[ESERCIZIO]
Nell'estratto, chi è il cardinale che ha svolto attività pastorale fra i cattolici di espressione ebraica in Israele?

[ESTRATTO DEL DOCUMENTO]
------

Non rispetta la libertà religiosa, d’espressione, di movimento, di riunione, né la vita perché non concepisce un diritto, sia esso naturale o positivo, che non s’identifichi con la sharia.
Sulle pagine culturali del quotidiano Avvenire si sono accorti che «la guerra mette in crisi il pensiero» e occorre «far sì che la ragione prevalga sul rumore del panico, della paura e dell’indifferenza che troppo spesso dominano il discorso pubblico».

Per seguire quel criterio di prudenza e «affrontare la realtà nella sua pienezza e contraddizione, memori di quanto papa Francesco ha scritto nella sua enciclica Fratelli tutti: “La vera saggezza presuppone l’incontro con la realtà”» non si può credere a un movimento terroristico che dà i numeri, inverificabili, sul bilancio delle vittime provocate dai bombardamenti israeliani, ma nega la propria responsabilità nello sterminio di civili, donne e bambini. 

 


Non si possono mettere sullo stesso piano le due realtà, l’esercito dello Stato ebraico e gli jihadisti come nella testata della prima pagina del quotidiano della Cei che ancora ieri recitava: Strage su strage, spiegando poi nel sommario che un mese fa, nel «progrom» (sic!) di Hamas erano stati seviziati e uccisi 1.400 ebrei, mentre a Gaza secondo una «denuncia» sono stati «superati i 10mila morti» e l’Onu parla di «un cimitero di bimbi». Per non dire della “giusta distanza” giornalistica usata nel taglio basso di pagina 2: Cisgiordania, raid contro «cellula terroristica»: 4 morti. Se la qualifica viene messa fra virgolette, significa forse che si tratta di partigiani che combattono per la libertà, come li definisce il presidente turco Recep Tayyp Erdogan? Peraltro da lui, che ormai aspira a essere la guida politica dei Fratelli Musulmani, la galassia di cui fa parte anche Hamas, lo si può anche capire. Dai cattolici, no. Perché vi sono sensibilità diverse anche nella Chiesa. Il cardinale Pierbattista Pizzaballa, patriarca di Gerusalemme dei Latini, per esempio, ha svolto attività pastorale fra i cattolici di espressione ebraica in Israele. E il popolo di credenti che ascolta Radio Maria Italia ha potuto sentito spesso, in particolare nell’ultimo mese, padre Livio Fanzaga affermare che la Madonna non consentirà che si realizzi il piano satanico della distruzione di Israele.

------

[DATI FORNITI]

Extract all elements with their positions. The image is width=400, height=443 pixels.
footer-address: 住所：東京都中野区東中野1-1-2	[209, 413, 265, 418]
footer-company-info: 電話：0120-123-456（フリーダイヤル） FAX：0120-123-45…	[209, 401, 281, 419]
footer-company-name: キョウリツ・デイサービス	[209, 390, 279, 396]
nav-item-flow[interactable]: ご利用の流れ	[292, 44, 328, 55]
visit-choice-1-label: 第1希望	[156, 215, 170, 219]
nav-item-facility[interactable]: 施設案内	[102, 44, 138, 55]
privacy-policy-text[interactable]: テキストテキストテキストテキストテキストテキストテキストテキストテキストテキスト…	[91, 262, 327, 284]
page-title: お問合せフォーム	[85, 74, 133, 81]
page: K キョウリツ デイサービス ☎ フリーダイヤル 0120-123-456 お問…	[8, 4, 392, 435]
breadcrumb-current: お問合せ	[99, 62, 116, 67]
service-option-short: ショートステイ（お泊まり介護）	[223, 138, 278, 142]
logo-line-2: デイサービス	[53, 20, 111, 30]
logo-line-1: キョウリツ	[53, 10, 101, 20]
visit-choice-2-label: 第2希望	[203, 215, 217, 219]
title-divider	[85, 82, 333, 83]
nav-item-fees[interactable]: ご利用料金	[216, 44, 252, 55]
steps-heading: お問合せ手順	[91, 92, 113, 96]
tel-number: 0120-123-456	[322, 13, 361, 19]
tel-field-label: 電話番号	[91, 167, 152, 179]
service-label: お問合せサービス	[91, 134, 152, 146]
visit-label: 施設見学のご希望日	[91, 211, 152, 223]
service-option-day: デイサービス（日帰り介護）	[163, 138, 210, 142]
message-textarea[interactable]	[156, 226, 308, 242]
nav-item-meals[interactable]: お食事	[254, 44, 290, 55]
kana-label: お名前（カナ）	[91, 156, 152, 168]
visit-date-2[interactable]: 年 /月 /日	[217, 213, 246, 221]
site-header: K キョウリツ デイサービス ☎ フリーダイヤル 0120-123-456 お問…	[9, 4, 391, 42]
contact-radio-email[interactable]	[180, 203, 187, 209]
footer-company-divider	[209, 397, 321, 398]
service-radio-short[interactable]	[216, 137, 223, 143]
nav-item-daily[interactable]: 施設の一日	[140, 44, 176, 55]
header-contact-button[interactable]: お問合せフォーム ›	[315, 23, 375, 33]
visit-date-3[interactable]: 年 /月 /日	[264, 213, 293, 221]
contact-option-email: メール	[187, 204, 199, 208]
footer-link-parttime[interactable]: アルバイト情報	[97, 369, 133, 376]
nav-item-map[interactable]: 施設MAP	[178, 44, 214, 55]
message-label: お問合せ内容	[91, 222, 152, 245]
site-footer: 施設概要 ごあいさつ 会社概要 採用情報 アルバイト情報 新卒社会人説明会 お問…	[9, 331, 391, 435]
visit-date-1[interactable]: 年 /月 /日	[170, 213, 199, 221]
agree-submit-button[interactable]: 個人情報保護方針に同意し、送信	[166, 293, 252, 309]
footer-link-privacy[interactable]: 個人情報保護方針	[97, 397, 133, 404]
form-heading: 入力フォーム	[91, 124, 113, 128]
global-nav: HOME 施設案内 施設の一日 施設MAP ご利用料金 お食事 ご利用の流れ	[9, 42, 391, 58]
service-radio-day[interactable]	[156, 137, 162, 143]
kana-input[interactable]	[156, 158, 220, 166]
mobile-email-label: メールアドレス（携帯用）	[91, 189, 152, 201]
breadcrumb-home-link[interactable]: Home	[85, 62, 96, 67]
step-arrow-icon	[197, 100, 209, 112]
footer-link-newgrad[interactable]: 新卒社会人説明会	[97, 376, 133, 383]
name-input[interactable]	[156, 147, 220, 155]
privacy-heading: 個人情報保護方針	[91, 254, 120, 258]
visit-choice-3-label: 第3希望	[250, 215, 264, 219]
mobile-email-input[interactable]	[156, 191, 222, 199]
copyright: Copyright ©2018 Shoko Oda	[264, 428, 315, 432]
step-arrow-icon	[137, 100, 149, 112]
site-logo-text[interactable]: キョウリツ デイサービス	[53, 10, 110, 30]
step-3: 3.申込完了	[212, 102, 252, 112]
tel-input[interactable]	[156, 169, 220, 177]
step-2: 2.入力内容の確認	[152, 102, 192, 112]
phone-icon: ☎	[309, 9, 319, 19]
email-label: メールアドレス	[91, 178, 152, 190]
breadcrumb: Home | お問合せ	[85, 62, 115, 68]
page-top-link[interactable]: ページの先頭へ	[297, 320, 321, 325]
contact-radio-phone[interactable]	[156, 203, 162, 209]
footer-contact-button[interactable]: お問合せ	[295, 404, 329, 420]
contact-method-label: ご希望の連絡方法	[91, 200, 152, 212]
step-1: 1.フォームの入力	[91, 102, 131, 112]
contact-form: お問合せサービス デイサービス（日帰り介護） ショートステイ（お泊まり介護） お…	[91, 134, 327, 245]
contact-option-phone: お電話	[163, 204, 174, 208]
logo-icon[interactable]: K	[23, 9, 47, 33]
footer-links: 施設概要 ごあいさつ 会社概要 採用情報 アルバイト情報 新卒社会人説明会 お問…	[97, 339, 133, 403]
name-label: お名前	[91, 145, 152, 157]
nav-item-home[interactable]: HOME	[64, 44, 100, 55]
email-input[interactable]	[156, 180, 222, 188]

------

[RISPOSTA]
Il cardinale Pierbattista Pizzaballa, patriarca di Gerusalemme dei Latini.